• **WHAT YOU WILL DO**
Search the entries for the word "seasonal" and pull out each line that has it.

------ DATA SUPPLIED

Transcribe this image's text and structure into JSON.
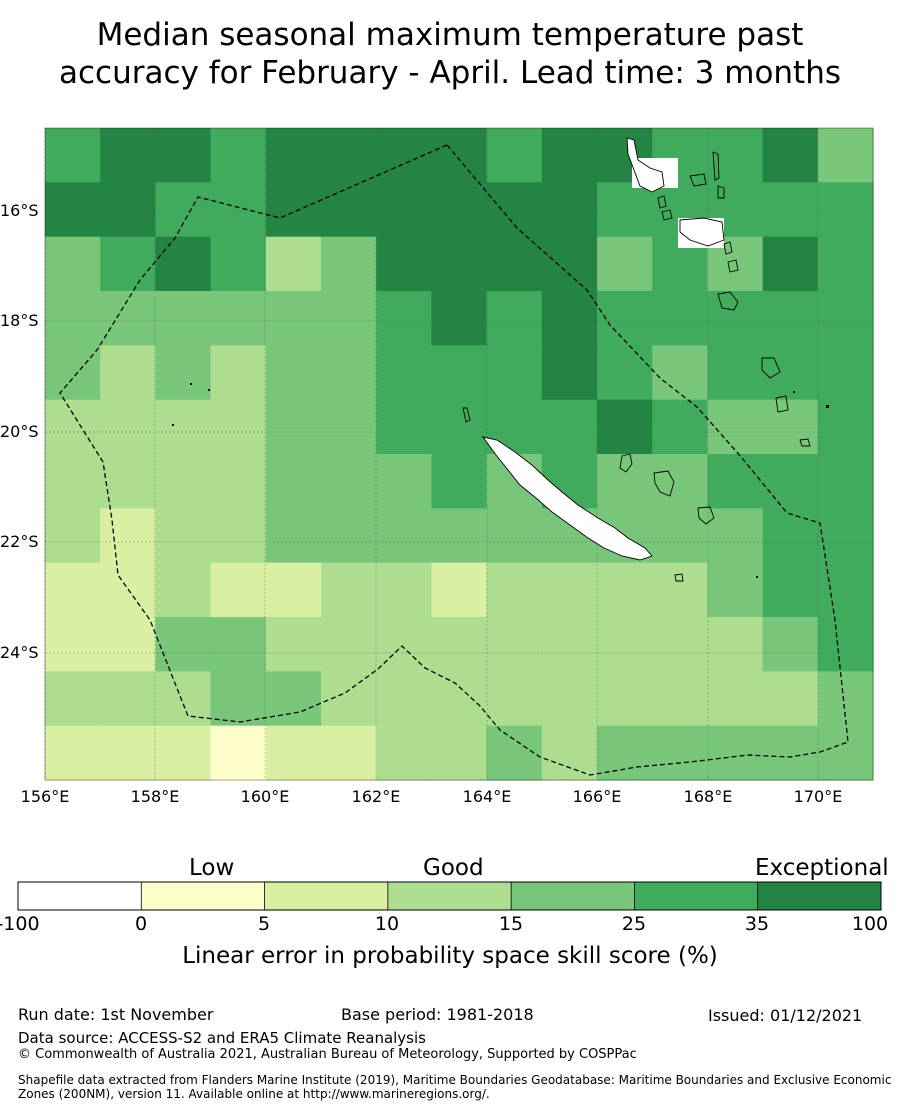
{
  "title": {
    "line1": "Median seasonal maximum temperature past",
    "line2": "accuracy for February - April. Lead time: 3 months"
  },
  "map": {
    "lon_labels": [
      "156°E",
      "158°E",
      "160°E",
      "162°E",
      "164°E",
      "166°E",
      "168°E",
      "170°E"
    ],
    "lat_labels": [
      "16°S",
      "18°S",
      "20°S",
      "22°S",
      "24°S"
    ],
    "lon_range": [
      156,
      171
    ],
    "lat_range": [
      -14.5,
      -26.3
    ],
    "grid_lines": true,
    "boundary_style": "dashed"
  },
  "colorbar": {
    "categories": [
      "Low",
      "Good",
      "Exceptional"
    ],
    "ticks": [
      "-100",
      "0",
      "5",
      "10",
      "15",
      "25",
      "35",
      "100"
    ],
    "colors": [
      "#ffffff",
      "#ffffcc",
      "#d9f0a3",
      "#addd8e",
      "#78c679",
      "#41ab5d",
      "#238443"
    ],
    "label": "Linear error in probability space skill score (%)"
  },
  "footer": {
    "run_date": "Run date: 1st November",
    "base_period": "Base period: 1981-2018",
    "issued": "Issued: 01/12/2021",
    "data_source": "Data source: ACCESS-S2 and ERA5 Climate Reanalysis",
    "copyright": "© Commonwealth of Australia 2021, Australian Bureau of Meteorology, Supported by COSPPac",
    "shapefile_line1": "Shapefile data extracted from Flanders Marine Institute (2019), Maritime Boundaries Geodatabase: Maritime Boundaries and Exclusive Economic",
    "shapefile_line2": "Zones (200NM), version 11. Available online at http://www.marineregions.org/."
  },
  "chart_data": {
    "type": "heatmap",
    "title": "Median seasonal maximum temperature past accuracy for February - April. Lead time: 3 months",
    "xlabel": "",
    "ylabel": "",
    "value_label": "Linear error in probability space skill score (%)",
    "class_bounds": [
      -100,
      0,
      5,
      10,
      15,
      25,
      35,
      100
    ],
    "grid_columns": 15,
    "grid_rows": 12,
    "cell_class_rows": [
      [
        5,
        6,
        6,
        5,
        6,
        6,
        6,
        6,
        5,
        6,
        6,
        5,
        5,
        6,
        4
      ],
      [
        6,
        6,
        5,
        5,
        6,
        6,
        6,
        6,
        6,
        6,
        5,
        5,
        5,
        5,
        5
      ],
      [
        4,
        5,
        6,
        5,
        3,
        4,
        6,
        6,
        6,
        6,
        4,
        5,
        4,
        6,
        5
      ],
      [
        4,
        4,
        4,
        4,
        4,
        4,
        5,
        6,
        5,
        6,
        5,
        5,
        5,
        5,
        5
      ],
      [
        4,
        3,
        4,
        3,
        4,
        4,
        5,
        5,
        5,
        6,
        5,
        4,
        5,
        5,
        5
      ],
      [
        3,
        3,
        3,
        3,
        4,
        4,
        5,
        5,
        5,
        5,
        6,
        5,
        4,
        4,
        5
      ],
      [
        3,
        3,
        3,
        3,
        4,
        4,
        4,
        5,
        4,
        5,
        4,
        4,
        5,
        5,
        5
      ],
      [
        3,
        2,
        3,
        3,
        4,
        4,
        4,
        4,
        4,
        4,
        4,
        4,
        4,
        5,
        5
      ],
      [
        2,
        2,
        3,
        2,
        2,
        3,
        3,
        2,
        3,
        3,
        3,
        3,
        4,
        5,
        5
      ],
      [
        2,
        2,
        4,
        4,
        3,
        3,
        3,
        3,
        3,
        3,
        3,
        3,
        3,
        4,
        5
      ],
      [
        3,
        3,
        3,
        4,
        4,
        3,
        3,
        3,
        3,
        3,
        3,
        3,
        3,
        3,
        4
      ],
      [
        2,
        2,
        2,
        1,
        2,
        2,
        3,
        3,
        4,
        3,
        4,
        4,
        4,
        4,
        4
      ]
    ],
    "legend": [
      "Low",
      "Good",
      "Exceptional"
    ]
  }
}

------------

• **RESULT**
    "line1": "Median seasonal maximum temperature past",
    "title": "Median seasonal maximum temperature past accuracy for February - April. Lead time: 3 months",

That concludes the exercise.